## PROMPT
Go through the listing below and list every line with "title".

━━━━━ GIVEN RECORDS

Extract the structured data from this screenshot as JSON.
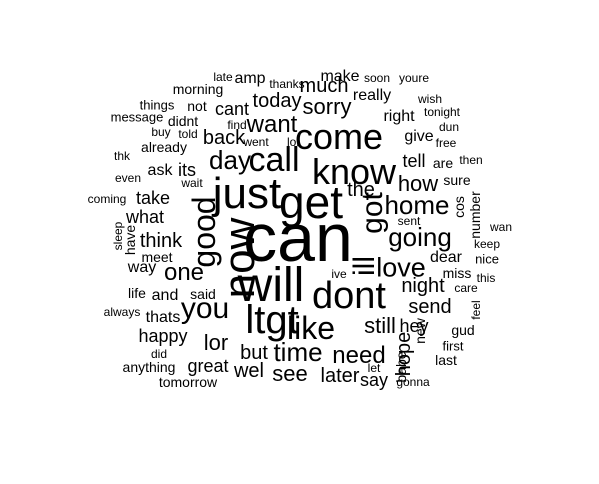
{
  "cloud": {
    "background": "#ffffff",
    "text_color": "#000000",
    "words": [
      {
        "text": "can",
        "weight": 68
      },
      {
        "text": "will",
        "weight": 48
      },
      {
        "text": "get",
        "weight": 46
      },
      {
        "text": "just",
        "weight": 44
      },
      {
        "text": "now",
        "weight": 44
      },
      {
        "text": "ltgt",
        "weight": 40
      },
      {
        "text": "dont",
        "weight": 38
      },
      {
        "text": "know",
        "weight": 36
      },
      {
        "text": "come",
        "weight": 36
      },
      {
        "text": "call",
        "weight": 34
      },
      {
        "text": "good",
        "weight": 32
      },
      {
        "text": "like",
        "weight": 32
      },
      {
        "text": "you",
        "weight": 30
      },
      {
        "text": "ill",
        "weight": 30
      },
      {
        "text": "got",
        "weight": 30
      },
      {
        "text": "love",
        "weight": 27
      },
      {
        "text": "home",
        "weight": 26
      },
      {
        "text": "going",
        "weight": 26
      },
      {
        "text": "time",
        "weight": 26
      },
      {
        "text": "day",
        "weight": 26
      },
      {
        "text": "want",
        "weight": 24
      },
      {
        "text": "one",
        "weight": 24
      },
      {
        "text": "need",
        "weight": 24
      },
      {
        "text": "sorry",
        "weight": 22
      },
      {
        "text": "lor",
        "weight": 22
      },
      {
        "text": "how",
        "weight": 22
      },
      {
        "text": "still",
        "weight": 22
      },
      {
        "text": "see",
        "weight": 22
      },
      {
        "text": "hope",
        "weight": 20
      },
      {
        "text": "later",
        "weight": 20
      },
      {
        "text": "wel",
        "weight": 20
      },
      {
        "text": "night",
        "weight": 20
      },
      {
        "text": "the",
        "weight": 20
      },
      {
        "text": "today",
        "weight": 20
      },
      {
        "text": "think",
        "weight": 20
      },
      {
        "text": "but",
        "weight": 20
      },
      {
        "text": "back",
        "weight": 20
      },
      {
        "text": "much",
        "weight": 20
      },
      {
        "text": "send",
        "weight": 20
      },
      {
        "text": "great",
        "weight": 18
      },
      {
        "text": "take",
        "weight": 18
      },
      {
        "text": "cant",
        "weight": 18
      },
      {
        "text": "tell",
        "weight": 18
      },
      {
        "text": "hey",
        "weight": 18
      },
      {
        "text": "say",
        "weight": 18
      },
      {
        "text": "happy",
        "weight": 18
      },
      {
        "text": "what",
        "weight": 18
      },
      {
        "text": "its",
        "weight": 18
      },
      {
        "text": "really",
        "weight": 16
      },
      {
        "text": "give",
        "weight": 16
      },
      {
        "text": "way",
        "weight": 16
      },
      {
        "text": "thats",
        "weight": 16
      },
      {
        "text": "ask",
        "weight": 16
      },
      {
        "text": "and",
        "weight": 16
      },
      {
        "text": "make",
        "weight": 16
      },
      {
        "text": "amp",
        "weight": 16
      },
      {
        "text": "right",
        "weight": 16
      },
      {
        "text": "dear",
        "weight": 16
      },
      {
        "text": "miss",
        "weight": 14
      },
      {
        "text": "already",
        "weight": 14
      },
      {
        "text": "meet",
        "weight": 14
      },
      {
        "text": "said",
        "weight": 14
      },
      {
        "text": "sure",
        "weight": 14
      },
      {
        "text": "number",
        "weight": 14
      },
      {
        "text": "cos",
        "weight": 14
      },
      {
        "text": "babe",
        "weight": 14
      },
      {
        "text": "new",
        "weight": 14
      },
      {
        "text": "last",
        "weight": 14
      },
      {
        "text": "morning",
        "weight": 14
      },
      {
        "text": "tomorrow",
        "weight": 14
      },
      {
        "text": "anything",
        "weight": 14
      },
      {
        "text": "are",
        "weight": 14
      },
      {
        "text": "gud",
        "weight": 14
      },
      {
        "text": "life",
        "weight": 14
      },
      {
        "text": "have",
        "weight": 14
      },
      {
        "text": "didnt",
        "weight": 14
      },
      {
        "text": "not",
        "weight": 14
      },
      {
        "text": "first",
        "weight": 13
      },
      {
        "text": "nice",
        "weight": 13
      },
      {
        "text": "things",
        "weight": 13
      },
      {
        "text": "message",
        "weight": 13
      },
      {
        "text": "wish",
        "weight": 12
      },
      {
        "text": "tonight",
        "weight": 12
      },
      {
        "text": "dun",
        "weight": 12
      },
      {
        "text": "free",
        "weight": 12
      },
      {
        "text": "then",
        "weight": 12
      },
      {
        "text": "sent",
        "weight": 12
      },
      {
        "text": "keep",
        "weight": 12
      },
      {
        "text": "wan",
        "weight": 12
      },
      {
        "text": "this",
        "weight": 12
      },
      {
        "text": "care",
        "weight": 12
      },
      {
        "text": "feel",
        "weight": 12
      },
      {
        "text": "went",
        "weight": 12
      },
      {
        "text": "lol",
        "weight": 12
      },
      {
        "text": "find",
        "weight": 12
      },
      {
        "text": "thanks",
        "weight": 12
      },
      {
        "text": "soon",
        "weight": 12
      },
      {
        "text": "youre",
        "weight": 12
      },
      {
        "text": "late",
        "weight": 12
      },
      {
        "text": "buy",
        "weight": 12
      },
      {
        "text": "told",
        "weight": 12
      },
      {
        "text": "thk",
        "weight": 12
      },
      {
        "text": "even",
        "weight": 12
      },
      {
        "text": "wait",
        "weight": 12
      },
      {
        "text": "coming",
        "weight": 12
      },
      {
        "text": "sleep",
        "weight": 12
      },
      {
        "text": "always",
        "weight": 12
      },
      {
        "text": "did",
        "weight": 12
      },
      {
        "text": "let",
        "weight": 12
      },
      {
        "text": "gonna",
        "weight": 12
      },
      {
        "text": "ive",
        "weight": 12
      }
    ]
  }
}
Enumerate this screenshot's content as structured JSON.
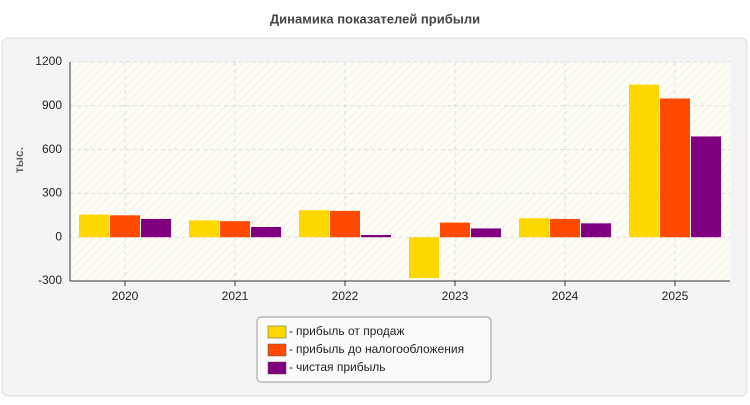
{
  "chart_data": {
    "type": "bar",
    "title": "Динамика показателей прибыли",
    "y_label": "тыс.",
    "categories": [
      "2020",
      "2021",
      "2022",
      "2023",
      "2024",
      "2025"
    ],
    "series": [
      {
        "name": "прибыль от продаж",
        "color": "#ffd700",
        "values": [
          155,
          115,
          185,
          -280,
          130,
          1045
        ]
      },
      {
        "name": "прибыль до налогообложения",
        "color": "#ff4a00",
        "values": [
          150,
          110,
          180,
          100,
          125,
          950
        ]
      },
      {
        "name": "чистая прибыль",
        "color": "#800080",
        "values": [
          125,
          70,
          15,
          60,
          95,
          690
        ]
      }
    ],
    "ylim": [
      -300,
      1200
    ],
    "yticks": [
      -300,
      0,
      300,
      600,
      900,
      1200
    ],
    "grid": true,
    "legend_position": "bottom"
  }
}
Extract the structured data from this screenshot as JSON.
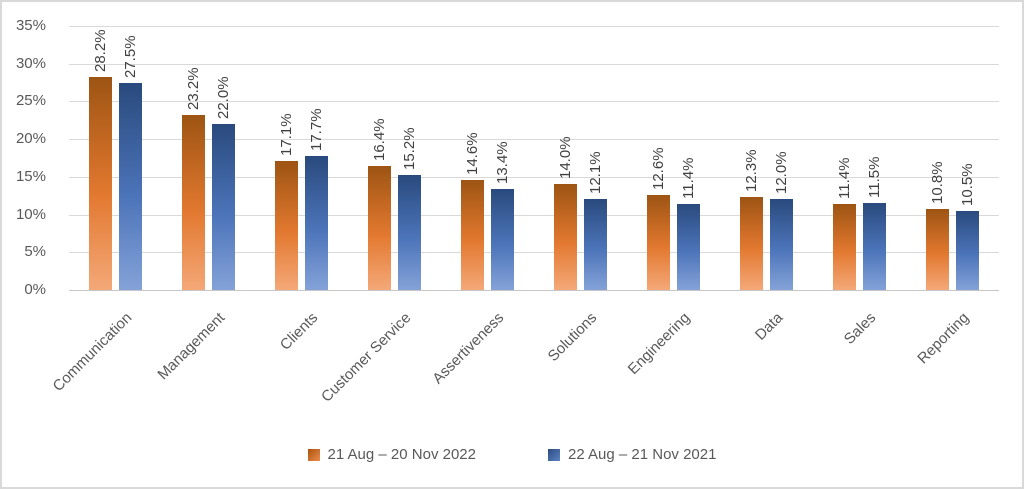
{
  "chart_data": {
    "type": "bar",
    "title": "",
    "xlabel": "",
    "ylabel": "",
    "categories": [
      "Communication",
      "Management",
      "Clients",
      "Customer Service",
      "Assertiveness",
      "Solutions",
      "Engineering",
      "Data",
      "Sales",
      "Reporting"
    ],
    "series": [
      {
        "name": "21 Aug – 20 Nov 2022",
        "values": [
          28.2,
          23.2,
          17.1,
          16.4,
          14.6,
          14.0,
          12.6,
          12.3,
          11.4,
          10.8
        ],
        "labels": [
          "28.2%",
          "23.2%",
          "17.1%",
          "16.4%",
          "14.6%",
          "14.0%",
          "12.6%",
          "12.3%",
          "11.4%",
          "10.8%"
        ],
        "gradient": [
          "#9D5413",
          "#E2782F",
          "#F4A878"
        ],
        "legend_swatch": [
          "#AA520F",
          "#ED8C4B"
        ]
      },
      {
        "name": "22 Aug – 21 Nov 2021",
        "values": [
          27.5,
          22.0,
          17.7,
          15.2,
          13.4,
          12.1,
          11.4,
          12.0,
          11.5,
          10.5
        ],
        "labels": [
          "27.5%",
          "22.0%",
          "17.7%",
          "15.2%",
          "13.4%",
          "12.1%",
          "11.4%",
          "12.0%",
          "11.5%",
          "10.5%"
        ],
        "gradient": [
          "#294A7D",
          "#4C74B9",
          "#84A2D8"
        ],
        "legend_swatch": [
          "#2C4C80",
          "#5B82C4"
        ]
      }
    ],
    "y_ticks": [
      "35%",
      "30%",
      "25%",
      "20%",
      "15%",
      "10%",
      "5%",
      "0%"
    ],
    "ylim": [
      0,
      35
    ],
    "grid": true,
    "legend_position": "bottom",
    "colors": {
      "gridline": "#D9D9D9",
      "axis_line": "#C6C6C6",
      "tick_label": "#595959",
      "data_label": "#404040",
      "legend_text": "#595959",
      "background": "#FFFFFF"
    }
  }
}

━━━━━━━━━━

## ANSWER TO THIS PROBLEM
    "title": "Динамика показателей прибыли",
    "title": "",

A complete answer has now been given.